▶ **Dataset entries**
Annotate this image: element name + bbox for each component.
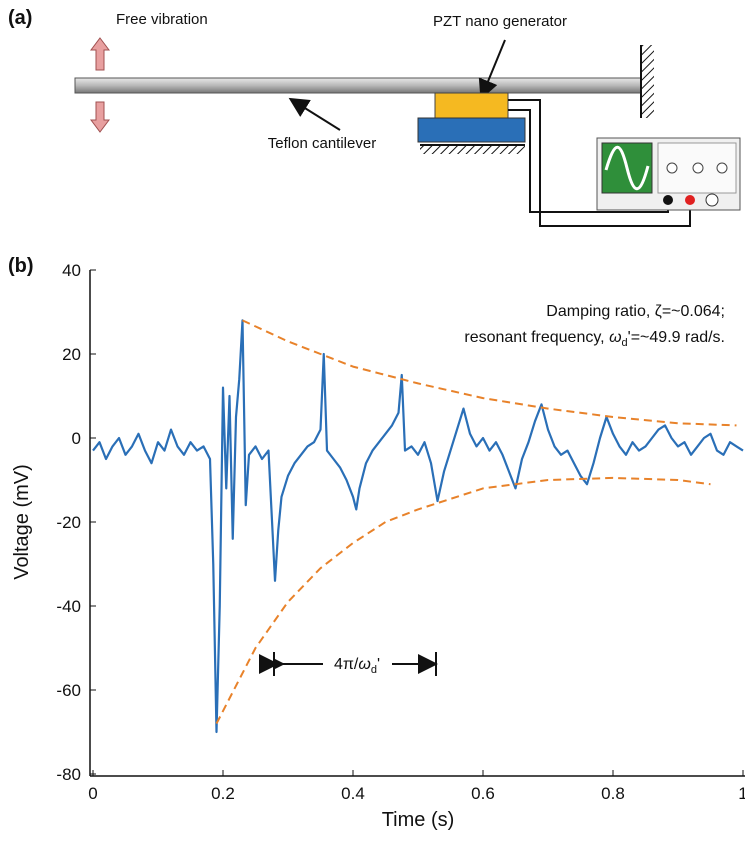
label: Free vibration [116, 11, 208, 28]
oscilloscope [596, 137, 741, 211]
y-tick-label: -60 [56, 681, 81, 700]
y-tick-label: 40 [62, 261, 81, 280]
panel-label: (a) [8, 7, 32, 29]
annotation: 4π/ωd' [334, 656, 380, 676]
panel-label: (b) [8, 255, 34, 277]
x-tick-label: 0 [88, 784, 97, 803]
arrow-head [275, 659, 285, 669]
label: Teflon cantilever [268, 135, 376, 152]
pointer [478, 39, 506, 100]
x-tick-label: 1 [738, 784, 745, 803]
annotation-part: ' [377, 656, 380, 673]
y-tick-label: -80 [56, 765, 81, 784]
annotation: Damping ratio, ζ=~0.064; [546, 303, 725, 320]
annotation-part: d [622, 337, 628, 349]
ground-hatch [420, 146, 525, 154]
label: PZT nano generator [433, 13, 567, 30]
cantilever-beam [74, 77, 642, 94]
annotation-part: ω [609, 329, 621, 346]
envelope-line [215, 476, 711, 725]
wall-hatch [642, 45, 654, 118]
chart: (b) Time (s) Voltage (mV) Damping ratio,… [8, 255, 745, 831]
y-tick-label: 0 [72, 429, 81, 448]
diagram: (a) Free vibration PZT nano generator Te… [8, 7, 741, 227]
x-axis-label: Time (s) [382, 809, 455, 831]
y-tick-label: -20 [56, 513, 81, 532]
x-tick-label: 0.2 [211, 784, 235, 803]
wire [508, 99, 691, 227]
y-tick-label: -40 [56, 597, 81, 616]
up-arrow [90, 37, 110, 71]
pointer [288, 97, 341, 131]
base [417, 117, 526, 143]
x-tick-label: 0.6 [471, 784, 495, 803]
annotation-part: '=~49.9 rad/s. [628, 329, 725, 346]
annotation-part: 4π/ [334, 656, 359, 673]
annotation: resonant frequency, ωd'=~49.9 rad/s. [464, 329, 725, 349]
x-tick-label: 0.8 [601, 784, 625, 803]
annotation-part: d [371, 664, 377, 676]
y-tick-label: 20 [62, 345, 81, 364]
y-axis-label: Voltage (mV) [11, 464, 33, 580]
x-tick-label: 0.4 [341, 784, 365, 803]
signal-line [92, 319, 744, 734]
down-arrow [90, 101, 110, 133]
pzt-generator [434, 92, 509, 119]
envelope-line [242, 319, 737, 427]
annotation-part: resonant frequency, [464, 329, 609, 346]
annotation-part: ω [358, 656, 370, 673]
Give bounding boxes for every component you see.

▶ **Work to be completed**
Copy the listing above line for line without changing anything, leaving out the picture.

▶ **Solution**
Annotate this image: element name + bbox for each component.
label: Free vibration [116, 11, 208, 28]
oscilloscope [596, 137, 741, 211]
y-tick-label: -60 [56, 681, 81, 700]
y-tick-label: 40 [62, 261, 81, 280]
panel-label: (a) [8, 7, 32, 29]
annotation: 4π/ωd' [334, 656, 380, 676]
panel-label: (b) [8, 255, 34, 277]
x-tick-label: 0 [88, 784, 97, 803]
arrow-head [275, 659, 285, 669]
label: Teflon cantilever [268, 135, 376, 152]
pointer [478, 39, 506, 100]
x-tick-label: 1 [738, 784, 745, 803]
annotation-part: ' [377, 656, 380, 673]
y-tick-label: -80 [56, 765, 81, 784]
annotation: Damping ratio, ζ=~0.064; [546, 303, 725, 320]
annotation-part: d [622, 337, 628, 349]
ground-hatch [420, 146, 525, 154]
label: PZT nano generator [433, 13, 567, 30]
cantilever-beam [74, 77, 642, 94]
annotation-part: ω [609, 329, 621, 346]
envelope-line [215, 476, 711, 725]
wall-hatch [642, 45, 654, 118]
chart: (b) Time (s) Voltage (mV) Damping ratio,… [8, 255, 745, 831]
y-tick-label: 0 [72, 429, 81, 448]
diagram: (a) Free vibration PZT nano generator Te… [8, 7, 741, 227]
x-axis-label: Time (s) [382, 809, 455, 831]
y-tick-label: -20 [56, 513, 81, 532]
x-tick-label: 0.2 [211, 784, 235, 803]
wire [508, 99, 691, 227]
y-tick-label: -40 [56, 597, 81, 616]
up-arrow [90, 37, 110, 71]
pointer [288, 97, 341, 131]
base [417, 117, 526, 143]
x-tick-label: 0.6 [471, 784, 495, 803]
annotation-part: '=~49.9 rad/s. [628, 329, 725, 346]
annotation-part: 4π/ [334, 656, 359, 673]
annotation: resonant frequency, ωd'=~49.9 rad/s. [464, 329, 725, 349]
x-tick-label: 0.8 [601, 784, 625, 803]
annotation-part: d [371, 664, 377, 676]
y-tick-label: 20 [62, 345, 81, 364]
y-axis-label: Voltage (mV) [11, 464, 33, 580]
x-tick-label: 0.4 [341, 784, 365, 803]
signal-line [92, 319, 744, 734]
down-arrow [90, 101, 110, 133]
pzt-generator [434, 92, 509, 119]
envelope-line [242, 319, 737, 427]
annotation-part: resonant frequency, [464, 329, 609, 346]
annotation-part: ω [358, 656, 370, 673]
Give bounding boxes for every component you see.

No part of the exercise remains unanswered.